§ **What this task involves**:
Look through the material and copy each line holding "nationale".

───

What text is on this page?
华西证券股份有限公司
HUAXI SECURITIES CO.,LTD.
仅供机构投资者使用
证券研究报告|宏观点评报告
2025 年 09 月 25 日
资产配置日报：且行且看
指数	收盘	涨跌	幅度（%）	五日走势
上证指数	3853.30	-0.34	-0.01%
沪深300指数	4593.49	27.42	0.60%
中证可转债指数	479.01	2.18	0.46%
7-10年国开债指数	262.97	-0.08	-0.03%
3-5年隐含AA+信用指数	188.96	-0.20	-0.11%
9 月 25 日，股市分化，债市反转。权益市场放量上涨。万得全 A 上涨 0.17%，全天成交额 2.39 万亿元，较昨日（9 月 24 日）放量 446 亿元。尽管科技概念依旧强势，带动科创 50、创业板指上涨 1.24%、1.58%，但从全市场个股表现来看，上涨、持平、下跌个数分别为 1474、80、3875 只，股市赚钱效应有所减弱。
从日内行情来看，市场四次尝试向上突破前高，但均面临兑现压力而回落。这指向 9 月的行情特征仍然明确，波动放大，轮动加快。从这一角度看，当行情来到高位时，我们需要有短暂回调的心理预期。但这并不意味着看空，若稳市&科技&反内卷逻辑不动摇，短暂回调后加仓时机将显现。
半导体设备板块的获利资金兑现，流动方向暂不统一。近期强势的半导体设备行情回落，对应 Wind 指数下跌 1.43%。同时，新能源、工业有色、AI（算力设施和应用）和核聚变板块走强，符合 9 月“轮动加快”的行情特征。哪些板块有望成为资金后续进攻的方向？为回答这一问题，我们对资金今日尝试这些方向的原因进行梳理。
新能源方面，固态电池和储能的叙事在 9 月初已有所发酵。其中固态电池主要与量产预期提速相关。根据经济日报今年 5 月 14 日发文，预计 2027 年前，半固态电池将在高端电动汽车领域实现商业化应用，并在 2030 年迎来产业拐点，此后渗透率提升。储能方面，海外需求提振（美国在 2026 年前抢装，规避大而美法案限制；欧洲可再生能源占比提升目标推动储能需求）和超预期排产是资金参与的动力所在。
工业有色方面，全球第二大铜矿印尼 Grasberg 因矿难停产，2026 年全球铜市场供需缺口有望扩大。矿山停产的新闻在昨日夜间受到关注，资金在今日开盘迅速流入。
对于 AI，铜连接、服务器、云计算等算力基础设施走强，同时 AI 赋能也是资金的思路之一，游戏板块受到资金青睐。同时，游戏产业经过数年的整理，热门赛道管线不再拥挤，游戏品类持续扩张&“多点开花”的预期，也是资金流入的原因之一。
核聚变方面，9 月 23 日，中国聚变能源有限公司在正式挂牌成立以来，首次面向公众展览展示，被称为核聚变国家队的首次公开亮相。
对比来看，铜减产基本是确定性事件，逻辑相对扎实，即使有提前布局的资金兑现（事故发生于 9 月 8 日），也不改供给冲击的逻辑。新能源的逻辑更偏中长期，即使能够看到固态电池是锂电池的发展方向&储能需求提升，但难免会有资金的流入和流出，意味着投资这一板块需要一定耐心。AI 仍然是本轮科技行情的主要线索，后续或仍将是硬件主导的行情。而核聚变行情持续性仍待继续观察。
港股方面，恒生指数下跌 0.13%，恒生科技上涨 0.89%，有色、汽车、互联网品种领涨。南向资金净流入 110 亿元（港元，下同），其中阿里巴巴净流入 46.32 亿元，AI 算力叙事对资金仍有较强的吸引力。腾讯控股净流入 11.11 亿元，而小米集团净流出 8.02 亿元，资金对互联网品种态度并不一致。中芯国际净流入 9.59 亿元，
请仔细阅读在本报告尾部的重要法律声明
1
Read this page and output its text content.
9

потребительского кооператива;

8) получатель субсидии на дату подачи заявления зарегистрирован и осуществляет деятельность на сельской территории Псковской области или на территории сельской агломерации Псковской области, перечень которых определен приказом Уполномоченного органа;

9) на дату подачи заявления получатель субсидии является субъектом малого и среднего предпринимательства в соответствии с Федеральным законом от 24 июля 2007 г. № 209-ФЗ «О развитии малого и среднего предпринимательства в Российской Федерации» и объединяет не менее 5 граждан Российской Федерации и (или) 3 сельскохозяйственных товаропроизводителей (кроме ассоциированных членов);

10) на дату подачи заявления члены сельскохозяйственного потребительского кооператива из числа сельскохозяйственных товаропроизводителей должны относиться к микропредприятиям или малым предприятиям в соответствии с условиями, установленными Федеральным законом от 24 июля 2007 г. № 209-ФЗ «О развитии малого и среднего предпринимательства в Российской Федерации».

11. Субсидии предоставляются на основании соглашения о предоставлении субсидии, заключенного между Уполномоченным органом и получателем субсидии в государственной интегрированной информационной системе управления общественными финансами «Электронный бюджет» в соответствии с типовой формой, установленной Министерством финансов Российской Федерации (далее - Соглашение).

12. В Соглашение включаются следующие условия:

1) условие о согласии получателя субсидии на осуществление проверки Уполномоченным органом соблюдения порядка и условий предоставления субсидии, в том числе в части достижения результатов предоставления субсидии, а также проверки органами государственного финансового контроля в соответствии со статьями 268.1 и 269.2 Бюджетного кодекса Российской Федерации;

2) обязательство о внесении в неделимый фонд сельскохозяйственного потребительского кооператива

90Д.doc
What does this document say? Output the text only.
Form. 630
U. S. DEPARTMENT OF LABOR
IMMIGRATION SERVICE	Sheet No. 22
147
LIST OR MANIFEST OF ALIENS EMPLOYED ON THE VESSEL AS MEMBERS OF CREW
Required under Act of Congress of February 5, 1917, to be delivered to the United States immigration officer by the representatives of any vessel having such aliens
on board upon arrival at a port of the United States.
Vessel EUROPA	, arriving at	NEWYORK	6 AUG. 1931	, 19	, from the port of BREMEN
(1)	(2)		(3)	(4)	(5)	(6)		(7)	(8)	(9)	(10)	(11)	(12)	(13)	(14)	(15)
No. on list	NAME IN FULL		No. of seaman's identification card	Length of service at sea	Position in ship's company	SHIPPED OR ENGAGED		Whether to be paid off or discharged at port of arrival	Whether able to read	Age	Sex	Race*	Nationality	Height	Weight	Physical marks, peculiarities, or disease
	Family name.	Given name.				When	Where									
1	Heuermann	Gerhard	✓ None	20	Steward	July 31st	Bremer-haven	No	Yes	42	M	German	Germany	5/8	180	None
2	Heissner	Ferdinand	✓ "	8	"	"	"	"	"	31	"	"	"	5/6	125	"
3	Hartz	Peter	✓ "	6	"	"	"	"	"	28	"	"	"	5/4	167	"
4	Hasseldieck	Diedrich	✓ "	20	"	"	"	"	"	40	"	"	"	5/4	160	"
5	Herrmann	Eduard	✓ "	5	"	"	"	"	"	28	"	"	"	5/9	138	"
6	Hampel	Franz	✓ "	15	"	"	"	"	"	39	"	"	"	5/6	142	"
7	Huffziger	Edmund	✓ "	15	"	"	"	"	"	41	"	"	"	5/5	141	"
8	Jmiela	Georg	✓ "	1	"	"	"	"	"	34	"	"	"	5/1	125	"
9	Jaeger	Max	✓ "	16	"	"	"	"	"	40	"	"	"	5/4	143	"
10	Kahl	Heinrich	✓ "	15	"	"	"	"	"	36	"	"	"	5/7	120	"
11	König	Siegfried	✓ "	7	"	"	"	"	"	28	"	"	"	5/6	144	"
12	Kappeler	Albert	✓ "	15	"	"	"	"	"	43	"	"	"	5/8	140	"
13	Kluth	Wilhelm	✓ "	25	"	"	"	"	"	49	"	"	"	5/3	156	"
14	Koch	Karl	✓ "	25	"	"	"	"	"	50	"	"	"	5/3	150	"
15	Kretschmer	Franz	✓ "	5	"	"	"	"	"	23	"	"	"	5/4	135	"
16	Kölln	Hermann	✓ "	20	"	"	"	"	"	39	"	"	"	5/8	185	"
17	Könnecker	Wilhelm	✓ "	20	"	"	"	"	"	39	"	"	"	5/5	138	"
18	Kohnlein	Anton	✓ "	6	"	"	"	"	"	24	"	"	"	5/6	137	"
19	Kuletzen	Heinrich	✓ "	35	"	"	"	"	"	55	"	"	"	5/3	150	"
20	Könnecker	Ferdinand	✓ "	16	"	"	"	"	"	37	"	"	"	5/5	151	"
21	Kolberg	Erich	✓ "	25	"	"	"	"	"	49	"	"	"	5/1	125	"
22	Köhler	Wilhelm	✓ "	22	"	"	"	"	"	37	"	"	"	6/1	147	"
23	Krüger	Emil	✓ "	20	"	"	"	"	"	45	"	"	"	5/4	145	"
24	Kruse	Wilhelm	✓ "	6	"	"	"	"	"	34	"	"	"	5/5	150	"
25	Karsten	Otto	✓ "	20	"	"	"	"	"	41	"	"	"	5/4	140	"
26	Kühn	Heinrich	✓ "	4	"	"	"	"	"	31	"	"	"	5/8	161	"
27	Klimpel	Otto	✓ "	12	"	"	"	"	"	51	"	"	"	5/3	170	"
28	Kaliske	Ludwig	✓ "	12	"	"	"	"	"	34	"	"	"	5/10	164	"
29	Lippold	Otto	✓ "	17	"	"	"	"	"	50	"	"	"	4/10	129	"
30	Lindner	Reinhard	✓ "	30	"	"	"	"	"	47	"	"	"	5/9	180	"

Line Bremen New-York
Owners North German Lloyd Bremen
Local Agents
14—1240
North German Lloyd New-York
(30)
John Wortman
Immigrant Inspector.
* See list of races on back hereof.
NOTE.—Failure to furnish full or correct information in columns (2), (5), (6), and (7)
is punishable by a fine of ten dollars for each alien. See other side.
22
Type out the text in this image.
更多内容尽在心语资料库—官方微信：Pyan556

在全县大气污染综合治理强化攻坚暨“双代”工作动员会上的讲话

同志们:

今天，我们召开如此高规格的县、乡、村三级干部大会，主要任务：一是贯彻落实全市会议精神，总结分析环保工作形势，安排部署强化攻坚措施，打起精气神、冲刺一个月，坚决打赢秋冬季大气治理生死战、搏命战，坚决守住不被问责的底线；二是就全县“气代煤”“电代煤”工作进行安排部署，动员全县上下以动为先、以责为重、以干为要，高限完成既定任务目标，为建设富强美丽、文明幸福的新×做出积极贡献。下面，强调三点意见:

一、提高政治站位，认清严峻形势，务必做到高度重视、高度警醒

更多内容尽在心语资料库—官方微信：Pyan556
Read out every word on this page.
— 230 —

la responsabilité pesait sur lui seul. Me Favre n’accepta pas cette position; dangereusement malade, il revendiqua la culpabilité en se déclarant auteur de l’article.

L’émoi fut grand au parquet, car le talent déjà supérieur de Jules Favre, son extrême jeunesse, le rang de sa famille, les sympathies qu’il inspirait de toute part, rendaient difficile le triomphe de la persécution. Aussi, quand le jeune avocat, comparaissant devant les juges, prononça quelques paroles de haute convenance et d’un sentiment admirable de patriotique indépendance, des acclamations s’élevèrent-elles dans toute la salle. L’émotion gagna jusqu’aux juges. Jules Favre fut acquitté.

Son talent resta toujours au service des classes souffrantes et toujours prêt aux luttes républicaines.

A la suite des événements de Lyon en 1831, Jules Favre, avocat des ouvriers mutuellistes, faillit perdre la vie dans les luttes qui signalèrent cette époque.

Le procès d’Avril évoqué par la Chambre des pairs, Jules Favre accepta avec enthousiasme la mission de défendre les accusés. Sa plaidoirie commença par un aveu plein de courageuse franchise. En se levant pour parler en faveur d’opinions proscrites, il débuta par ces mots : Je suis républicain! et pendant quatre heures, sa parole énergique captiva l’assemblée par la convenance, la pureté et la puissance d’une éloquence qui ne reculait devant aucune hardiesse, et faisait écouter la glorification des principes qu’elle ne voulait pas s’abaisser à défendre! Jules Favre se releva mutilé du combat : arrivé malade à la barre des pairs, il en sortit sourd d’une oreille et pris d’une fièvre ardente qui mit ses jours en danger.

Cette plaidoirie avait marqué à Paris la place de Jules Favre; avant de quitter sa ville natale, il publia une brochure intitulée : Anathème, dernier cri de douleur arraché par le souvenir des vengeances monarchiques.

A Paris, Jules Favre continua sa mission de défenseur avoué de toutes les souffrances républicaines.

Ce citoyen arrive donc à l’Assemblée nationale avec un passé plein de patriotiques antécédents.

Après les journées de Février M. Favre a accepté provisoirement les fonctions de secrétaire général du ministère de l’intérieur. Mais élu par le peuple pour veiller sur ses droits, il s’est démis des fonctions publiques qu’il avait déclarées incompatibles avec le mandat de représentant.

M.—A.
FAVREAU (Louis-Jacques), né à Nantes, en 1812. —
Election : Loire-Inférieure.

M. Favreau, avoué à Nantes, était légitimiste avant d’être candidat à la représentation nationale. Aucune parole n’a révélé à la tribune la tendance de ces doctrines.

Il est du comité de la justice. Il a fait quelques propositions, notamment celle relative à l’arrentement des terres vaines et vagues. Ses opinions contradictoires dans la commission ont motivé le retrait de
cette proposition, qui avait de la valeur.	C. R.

───

§ **Completed exercise**:
Ce citoyen arrive donc à l’Assemblée nationale avec un passé plein de patriotiques antécédents.
M. Favreau, avoué à Nantes, était légitimiste avant d’être candidat à la représentation nationale. Aucune parole n’a révélé à la tribune la tendance de ces doctrines.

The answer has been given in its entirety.